From the listing below, select every line where the word "volume" appears.

....................

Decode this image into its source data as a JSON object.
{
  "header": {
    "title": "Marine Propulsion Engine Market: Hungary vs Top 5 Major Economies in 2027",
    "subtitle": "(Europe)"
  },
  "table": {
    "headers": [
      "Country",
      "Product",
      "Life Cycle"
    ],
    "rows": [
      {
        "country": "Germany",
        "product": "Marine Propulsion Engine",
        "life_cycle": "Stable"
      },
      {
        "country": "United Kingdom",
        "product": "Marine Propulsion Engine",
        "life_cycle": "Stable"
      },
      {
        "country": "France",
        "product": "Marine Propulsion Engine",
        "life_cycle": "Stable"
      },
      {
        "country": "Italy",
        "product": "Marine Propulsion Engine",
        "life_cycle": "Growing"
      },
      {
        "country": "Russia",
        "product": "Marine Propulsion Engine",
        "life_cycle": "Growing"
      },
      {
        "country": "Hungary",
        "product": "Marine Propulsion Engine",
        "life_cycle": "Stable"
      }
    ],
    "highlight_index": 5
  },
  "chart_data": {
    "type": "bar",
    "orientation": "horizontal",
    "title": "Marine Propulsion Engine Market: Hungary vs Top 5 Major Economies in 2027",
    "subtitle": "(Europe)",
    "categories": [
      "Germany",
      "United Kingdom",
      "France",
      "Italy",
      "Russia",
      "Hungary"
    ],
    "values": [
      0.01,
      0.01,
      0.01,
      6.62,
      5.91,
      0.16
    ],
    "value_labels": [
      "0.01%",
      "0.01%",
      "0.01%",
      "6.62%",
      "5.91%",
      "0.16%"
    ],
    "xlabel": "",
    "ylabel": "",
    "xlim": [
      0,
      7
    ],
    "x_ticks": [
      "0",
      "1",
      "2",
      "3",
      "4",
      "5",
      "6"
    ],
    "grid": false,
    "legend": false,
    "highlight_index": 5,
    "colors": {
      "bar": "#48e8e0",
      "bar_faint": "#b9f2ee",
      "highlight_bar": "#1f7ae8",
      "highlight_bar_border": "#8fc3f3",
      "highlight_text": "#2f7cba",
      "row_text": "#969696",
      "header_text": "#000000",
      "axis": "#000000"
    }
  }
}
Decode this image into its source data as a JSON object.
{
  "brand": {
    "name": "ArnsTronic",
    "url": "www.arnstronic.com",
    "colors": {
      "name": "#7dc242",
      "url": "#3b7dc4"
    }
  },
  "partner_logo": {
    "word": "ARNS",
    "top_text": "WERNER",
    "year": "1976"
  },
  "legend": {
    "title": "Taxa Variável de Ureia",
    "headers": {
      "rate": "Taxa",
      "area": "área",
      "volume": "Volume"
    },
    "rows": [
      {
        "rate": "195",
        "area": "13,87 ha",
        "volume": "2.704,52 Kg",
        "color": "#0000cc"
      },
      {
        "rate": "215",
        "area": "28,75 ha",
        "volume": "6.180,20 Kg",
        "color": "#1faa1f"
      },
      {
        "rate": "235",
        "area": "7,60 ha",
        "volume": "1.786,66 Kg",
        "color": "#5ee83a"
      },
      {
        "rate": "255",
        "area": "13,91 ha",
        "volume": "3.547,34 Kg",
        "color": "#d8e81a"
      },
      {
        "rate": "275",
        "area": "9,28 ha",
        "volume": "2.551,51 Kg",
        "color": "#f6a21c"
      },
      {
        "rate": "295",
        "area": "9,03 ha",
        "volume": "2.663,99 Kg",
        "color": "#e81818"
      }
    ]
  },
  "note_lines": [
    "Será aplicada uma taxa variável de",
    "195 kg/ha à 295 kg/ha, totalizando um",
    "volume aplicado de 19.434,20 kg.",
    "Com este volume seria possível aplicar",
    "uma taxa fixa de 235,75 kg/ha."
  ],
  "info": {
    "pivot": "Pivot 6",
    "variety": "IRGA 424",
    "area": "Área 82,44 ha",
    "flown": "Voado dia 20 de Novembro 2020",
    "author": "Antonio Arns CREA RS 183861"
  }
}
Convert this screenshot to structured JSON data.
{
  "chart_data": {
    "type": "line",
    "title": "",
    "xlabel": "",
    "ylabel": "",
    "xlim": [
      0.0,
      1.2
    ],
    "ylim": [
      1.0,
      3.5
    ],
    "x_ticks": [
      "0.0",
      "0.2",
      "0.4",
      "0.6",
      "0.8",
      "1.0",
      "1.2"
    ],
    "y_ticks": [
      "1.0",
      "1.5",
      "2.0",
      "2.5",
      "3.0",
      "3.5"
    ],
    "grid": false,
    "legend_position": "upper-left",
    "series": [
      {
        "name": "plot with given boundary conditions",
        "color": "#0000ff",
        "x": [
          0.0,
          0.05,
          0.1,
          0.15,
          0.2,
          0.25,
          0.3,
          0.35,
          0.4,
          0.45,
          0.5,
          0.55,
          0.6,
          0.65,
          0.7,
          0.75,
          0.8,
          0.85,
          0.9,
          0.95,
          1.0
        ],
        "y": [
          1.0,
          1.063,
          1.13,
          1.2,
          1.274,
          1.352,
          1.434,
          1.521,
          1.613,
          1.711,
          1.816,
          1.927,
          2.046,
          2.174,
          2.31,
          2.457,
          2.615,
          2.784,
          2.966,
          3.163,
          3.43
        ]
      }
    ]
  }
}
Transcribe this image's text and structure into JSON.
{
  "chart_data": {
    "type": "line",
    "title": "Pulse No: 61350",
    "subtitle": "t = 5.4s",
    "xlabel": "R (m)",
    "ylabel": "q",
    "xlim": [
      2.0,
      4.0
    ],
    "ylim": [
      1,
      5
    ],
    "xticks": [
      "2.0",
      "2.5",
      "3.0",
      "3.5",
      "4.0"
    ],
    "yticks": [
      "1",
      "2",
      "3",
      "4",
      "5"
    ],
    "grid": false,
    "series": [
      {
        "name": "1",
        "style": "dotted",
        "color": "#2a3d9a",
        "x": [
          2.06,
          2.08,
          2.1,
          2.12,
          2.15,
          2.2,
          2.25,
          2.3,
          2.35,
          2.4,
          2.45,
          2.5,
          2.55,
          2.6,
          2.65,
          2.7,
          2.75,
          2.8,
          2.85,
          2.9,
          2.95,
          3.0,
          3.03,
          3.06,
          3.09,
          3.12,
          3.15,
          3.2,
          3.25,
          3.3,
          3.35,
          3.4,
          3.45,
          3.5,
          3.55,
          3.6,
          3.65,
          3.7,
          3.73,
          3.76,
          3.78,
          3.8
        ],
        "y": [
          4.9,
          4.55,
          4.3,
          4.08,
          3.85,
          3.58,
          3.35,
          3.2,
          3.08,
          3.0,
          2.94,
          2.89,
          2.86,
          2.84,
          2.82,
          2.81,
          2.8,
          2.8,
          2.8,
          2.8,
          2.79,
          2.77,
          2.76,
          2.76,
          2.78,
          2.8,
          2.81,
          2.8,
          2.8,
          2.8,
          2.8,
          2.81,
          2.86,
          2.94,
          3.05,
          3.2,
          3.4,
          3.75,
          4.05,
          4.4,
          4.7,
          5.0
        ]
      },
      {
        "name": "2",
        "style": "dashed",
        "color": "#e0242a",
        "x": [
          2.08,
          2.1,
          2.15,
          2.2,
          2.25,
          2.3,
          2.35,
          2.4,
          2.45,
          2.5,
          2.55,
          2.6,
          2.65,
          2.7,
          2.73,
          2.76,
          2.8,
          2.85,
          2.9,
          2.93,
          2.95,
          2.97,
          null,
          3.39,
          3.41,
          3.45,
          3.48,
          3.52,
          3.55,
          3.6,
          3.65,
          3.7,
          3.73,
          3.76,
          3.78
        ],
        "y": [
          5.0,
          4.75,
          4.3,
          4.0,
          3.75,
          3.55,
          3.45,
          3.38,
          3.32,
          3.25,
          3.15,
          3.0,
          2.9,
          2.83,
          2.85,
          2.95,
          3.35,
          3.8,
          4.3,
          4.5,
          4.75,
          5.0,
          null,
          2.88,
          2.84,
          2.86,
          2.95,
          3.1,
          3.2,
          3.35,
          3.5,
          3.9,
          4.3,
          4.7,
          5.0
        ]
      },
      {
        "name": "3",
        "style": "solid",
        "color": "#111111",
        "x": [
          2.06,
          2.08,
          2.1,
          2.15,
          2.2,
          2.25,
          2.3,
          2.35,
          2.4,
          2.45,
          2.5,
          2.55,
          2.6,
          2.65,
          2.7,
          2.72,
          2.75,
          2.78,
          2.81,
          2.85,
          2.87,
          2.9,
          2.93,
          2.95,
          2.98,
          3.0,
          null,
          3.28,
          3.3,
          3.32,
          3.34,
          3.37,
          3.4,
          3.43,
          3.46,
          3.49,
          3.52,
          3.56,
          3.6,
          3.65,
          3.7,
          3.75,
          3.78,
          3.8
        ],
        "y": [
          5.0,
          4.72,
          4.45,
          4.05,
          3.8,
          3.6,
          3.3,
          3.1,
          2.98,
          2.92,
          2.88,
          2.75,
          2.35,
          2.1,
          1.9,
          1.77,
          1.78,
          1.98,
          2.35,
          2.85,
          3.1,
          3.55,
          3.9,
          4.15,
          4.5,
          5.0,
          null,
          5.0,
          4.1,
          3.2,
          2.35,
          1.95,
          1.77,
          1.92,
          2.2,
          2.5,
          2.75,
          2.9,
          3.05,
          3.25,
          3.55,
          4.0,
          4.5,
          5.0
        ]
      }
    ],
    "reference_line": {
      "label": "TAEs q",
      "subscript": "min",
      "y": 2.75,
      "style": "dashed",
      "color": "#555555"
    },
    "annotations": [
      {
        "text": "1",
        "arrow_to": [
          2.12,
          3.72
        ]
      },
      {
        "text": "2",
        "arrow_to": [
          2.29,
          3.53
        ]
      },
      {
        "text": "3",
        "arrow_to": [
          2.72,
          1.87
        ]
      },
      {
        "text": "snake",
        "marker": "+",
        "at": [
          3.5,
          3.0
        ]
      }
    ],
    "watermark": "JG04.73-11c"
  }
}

....................

* _Answer to this problem_
      "volume": "Volume"
        "volume": "2.704,52 Kg",
        "volume": "6.180,20 Kg",
        "volume": "1.786,66 Kg",
        "volume": "3.547,34 Kg",
        "volume": "2.551,51 Kg",
        "volume": "2.663,99 Kg",
    "volume aplicado de 19.434,20 kg.",
    "Com este volume seria possível aplicar",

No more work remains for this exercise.